[Dataset rows]
++++++++

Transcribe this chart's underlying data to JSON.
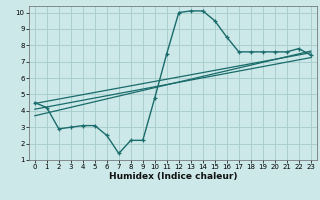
{
  "xlabel": "Humidex (Indice chaleur)",
  "bg_color": "#cce8e8",
  "grid_color": "#aacece",
  "line_color": "#1a6b6b",
  "xlim": [
    -0.5,
    23.5
  ],
  "ylim": [
    1,
    10.4
  ],
  "xticks": [
    0,
    1,
    2,
    3,
    4,
    5,
    6,
    7,
    8,
    9,
    10,
    11,
    12,
    13,
    14,
    15,
    16,
    17,
    18,
    19,
    20,
    21,
    22,
    23
  ],
  "yticks": [
    1,
    2,
    3,
    4,
    5,
    6,
    7,
    8,
    9,
    10
  ],
  "curve1_x": [
    0,
    1,
    2,
    3,
    4,
    5,
    6,
    7,
    8,
    9,
    10,
    11,
    12,
    13,
    14,
    15,
    16,
    17,
    18,
    19,
    20,
    21,
    22,
    23
  ],
  "curve1_y": [
    4.5,
    4.2,
    2.9,
    3.0,
    3.1,
    3.1,
    2.5,
    1.4,
    2.2,
    2.2,
    4.8,
    7.5,
    10.0,
    10.1,
    10.1,
    9.5,
    8.5,
    7.6,
    7.6,
    7.6,
    7.6,
    7.6,
    7.8,
    7.4
  ],
  "line1_x": [
    0,
    23
  ],
  "line1_y": [
    4.45,
    7.55
  ],
  "line2_x": [
    0,
    23
  ],
  "line2_y": [
    4.1,
    7.25
  ],
  "line3_x": [
    0,
    23
  ],
  "line3_y": [
    3.7,
    7.65
  ]
}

++++++++

Exercise — Keep the pictures out of your copy, and repeat every entry above exactly.

Finished answer —
Transcribe this chart's underlying data to JSON.
{
  "xlabel": "Humidex (Indice chaleur)",
  "bg_color": "#cce8e8",
  "grid_color": "#aacece",
  "line_color": "#1a6b6b",
  "xlim": [
    -0.5,
    23.5
  ],
  "ylim": [
    1,
    10.4
  ],
  "xticks": [
    0,
    1,
    2,
    3,
    4,
    5,
    6,
    7,
    8,
    9,
    10,
    11,
    12,
    13,
    14,
    15,
    16,
    17,
    18,
    19,
    20,
    21,
    22,
    23
  ],
  "yticks": [
    1,
    2,
    3,
    4,
    5,
    6,
    7,
    8,
    9,
    10
  ],
  "curve1_x": [
    0,
    1,
    2,
    3,
    4,
    5,
    6,
    7,
    8,
    9,
    10,
    11,
    12,
    13,
    14,
    15,
    16,
    17,
    18,
    19,
    20,
    21,
    22,
    23
  ],
  "curve1_y": [
    4.5,
    4.2,
    2.9,
    3.0,
    3.1,
    3.1,
    2.5,
    1.4,
    2.2,
    2.2,
    4.8,
    7.5,
    10.0,
    10.1,
    10.1,
    9.5,
    8.5,
    7.6,
    7.6,
    7.6,
    7.6,
    7.6,
    7.8,
    7.4
  ],
  "line1_x": [
    0,
    23
  ],
  "line1_y": [
    4.45,
    7.55
  ],
  "line2_x": [
    0,
    23
  ],
  "line2_y": [
    4.1,
    7.25
  ],
  "line3_x": [
    0,
    23
  ],
  "line3_y": [
    3.7,
    7.65
  ]
}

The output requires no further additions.